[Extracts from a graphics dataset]
begin
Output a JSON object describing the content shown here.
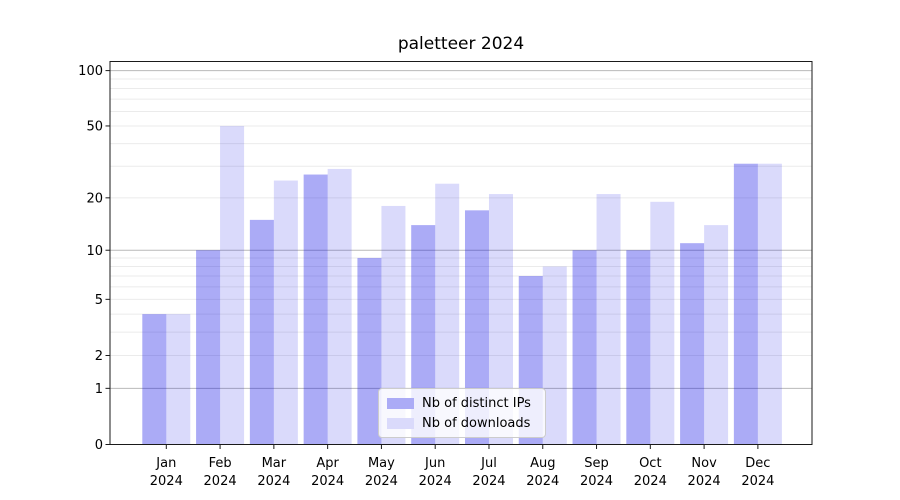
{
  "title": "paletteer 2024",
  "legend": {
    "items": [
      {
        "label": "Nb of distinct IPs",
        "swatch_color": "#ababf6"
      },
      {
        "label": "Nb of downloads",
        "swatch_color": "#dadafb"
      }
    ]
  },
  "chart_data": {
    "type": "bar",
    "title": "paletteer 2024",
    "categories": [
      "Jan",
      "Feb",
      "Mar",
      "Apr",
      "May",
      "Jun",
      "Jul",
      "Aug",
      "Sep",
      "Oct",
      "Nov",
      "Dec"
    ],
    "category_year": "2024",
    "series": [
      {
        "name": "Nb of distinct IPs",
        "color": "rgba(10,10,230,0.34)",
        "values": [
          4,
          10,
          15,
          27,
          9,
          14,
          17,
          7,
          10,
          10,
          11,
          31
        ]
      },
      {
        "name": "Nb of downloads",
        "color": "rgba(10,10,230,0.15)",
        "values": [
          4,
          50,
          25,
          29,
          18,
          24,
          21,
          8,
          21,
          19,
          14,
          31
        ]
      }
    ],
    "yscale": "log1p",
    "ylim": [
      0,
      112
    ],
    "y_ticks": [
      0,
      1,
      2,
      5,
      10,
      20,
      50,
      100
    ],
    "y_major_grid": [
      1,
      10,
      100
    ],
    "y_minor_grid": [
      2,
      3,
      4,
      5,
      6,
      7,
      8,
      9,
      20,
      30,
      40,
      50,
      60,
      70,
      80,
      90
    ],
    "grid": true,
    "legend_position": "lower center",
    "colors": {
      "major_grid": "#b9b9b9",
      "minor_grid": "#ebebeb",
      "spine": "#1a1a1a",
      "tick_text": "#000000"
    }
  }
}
end
begin
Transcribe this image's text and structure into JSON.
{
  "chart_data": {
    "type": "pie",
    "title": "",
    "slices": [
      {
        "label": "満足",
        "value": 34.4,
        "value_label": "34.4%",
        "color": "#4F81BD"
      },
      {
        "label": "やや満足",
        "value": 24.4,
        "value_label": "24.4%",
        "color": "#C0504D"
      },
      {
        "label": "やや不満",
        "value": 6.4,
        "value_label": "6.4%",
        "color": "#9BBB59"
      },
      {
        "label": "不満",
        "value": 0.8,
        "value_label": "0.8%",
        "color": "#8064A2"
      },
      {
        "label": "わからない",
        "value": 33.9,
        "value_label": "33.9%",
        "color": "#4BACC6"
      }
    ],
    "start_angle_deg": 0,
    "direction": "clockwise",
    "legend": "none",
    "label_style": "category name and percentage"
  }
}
end
» **Problem description**
Of the lines above, how many include the word "distinct"? Reply with the number alone.

» **Response to the exercise**
2